** PROVIDED ENTRIES **
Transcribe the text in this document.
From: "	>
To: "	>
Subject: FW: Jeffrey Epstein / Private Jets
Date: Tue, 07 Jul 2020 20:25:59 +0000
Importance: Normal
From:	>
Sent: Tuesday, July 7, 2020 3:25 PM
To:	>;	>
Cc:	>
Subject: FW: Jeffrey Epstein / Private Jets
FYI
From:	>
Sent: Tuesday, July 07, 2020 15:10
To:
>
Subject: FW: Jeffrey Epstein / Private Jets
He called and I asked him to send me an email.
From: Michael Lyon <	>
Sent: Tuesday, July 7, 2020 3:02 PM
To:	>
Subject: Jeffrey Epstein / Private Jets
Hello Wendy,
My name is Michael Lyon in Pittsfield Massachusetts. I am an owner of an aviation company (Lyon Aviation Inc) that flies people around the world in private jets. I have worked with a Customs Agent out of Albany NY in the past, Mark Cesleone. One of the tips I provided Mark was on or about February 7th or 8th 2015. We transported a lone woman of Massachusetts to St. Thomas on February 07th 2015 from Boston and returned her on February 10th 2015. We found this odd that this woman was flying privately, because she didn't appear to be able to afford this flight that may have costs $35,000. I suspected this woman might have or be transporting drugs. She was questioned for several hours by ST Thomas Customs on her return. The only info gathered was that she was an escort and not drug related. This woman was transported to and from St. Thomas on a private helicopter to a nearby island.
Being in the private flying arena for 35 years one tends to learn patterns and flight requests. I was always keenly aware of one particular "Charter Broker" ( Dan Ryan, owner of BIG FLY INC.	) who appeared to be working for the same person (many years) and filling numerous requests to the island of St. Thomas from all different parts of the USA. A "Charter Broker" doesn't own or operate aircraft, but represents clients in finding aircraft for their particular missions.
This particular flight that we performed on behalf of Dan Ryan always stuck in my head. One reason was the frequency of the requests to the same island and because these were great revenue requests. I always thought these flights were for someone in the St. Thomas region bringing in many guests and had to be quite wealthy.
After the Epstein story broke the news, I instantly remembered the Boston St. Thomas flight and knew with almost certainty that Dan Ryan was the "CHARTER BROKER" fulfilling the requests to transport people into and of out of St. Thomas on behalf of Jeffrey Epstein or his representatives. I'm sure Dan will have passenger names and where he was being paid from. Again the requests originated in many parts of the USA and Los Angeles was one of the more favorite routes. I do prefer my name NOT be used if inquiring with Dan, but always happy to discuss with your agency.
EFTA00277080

** TASK INSTRUCTIONS **
Can you give every line above again, exactly as written?

** TASK RESULT **
Transcribe the text in this document.
From: "	>
To: "	>
Subject: FW: Jeffrey Epstein / Private Jets
Date: Tue, 07 Jul 2020 20:25:59 +0000
Importance: Normal
From:	>
Sent: Tuesday, July 7, 2020 3:25 PM
To:	>;	>
Cc:	>
Subject: FW: Jeffrey Epstein / Private Jets
FYI
From:	>
Sent: Tuesday, July 07, 2020 15:10
To:
>
Subject: FW: Jeffrey Epstein / Private Jets
He called and I asked him to send me an email.
From: Michael Lyon <	>
Sent: Tuesday, July 7, 2020 3:02 PM
To:	>
Subject: Jeffrey Epstein / Private Jets
Hello Wendy,
My name is Michael Lyon in Pittsfield Massachusetts. I am an owner of an aviation company (Lyon Aviation Inc) that flies people around the world in private jets. I have worked with a Customs Agent out of Albany NY in the past, Mark Cesleone. One of the tips I provided Mark was on or about February 7th or 8th 2015. We transported a lone woman of Massachusetts to St. Thomas on February 07th 2015 from Boston and returned her on February 10th 2015. We found this odd that this woman was flying privately, because she didn't appear to be able to afford this flight that may have costs $35,000. I suspected this woman might have or be transporting drugs. She was questioned for several hours by ST Thomas Customs on her return. The only info gathered was that she was an escort and not drug related. This woman was transported to and from St. Thomas on a private helicopter to a nearby island.
Being in the private flying arena for 35 years one tends to learn patterns and flight requests. I was always keenly aware of one particular "Charter Broker" ( Dan Ryan, owner of BIG FLY INC.	) who appeared to be working for the same person (many years) and filling numerous requests to the island of St. Thomas from all different parts of the USA. A "Charter Broker" doesn't own or operate aircraft, but represents clients in finding aircraft for their particular missions.
This particular flight that we performed on behalf of Dan Ryan always stuck in my head. One reason was the frequency of the requests to the same island and because these were great revenue requests. I always thought these flights were for someone in the St. Thomas region bringing in many guests and had to be quite wealthy.
After the Epstein story broke the news, I instantly remembered the Boston St. Thomas flight and knew with almost certainty that Dan Ryan was the "CHARTER BROKER" fulfilling the requests to transport people into and of out of St. Thomas on behalf of Jeffrey Epstein or his representatives. I'm sure Dan will have passenger names and where he was being paid from. Again the requests originated in many parts of the USA and Los Angeles was one of the more favorite routes. I do prefer my name NOT be used if inquiring with Dan, but always happy to discuss with your agency.
EFTA00277080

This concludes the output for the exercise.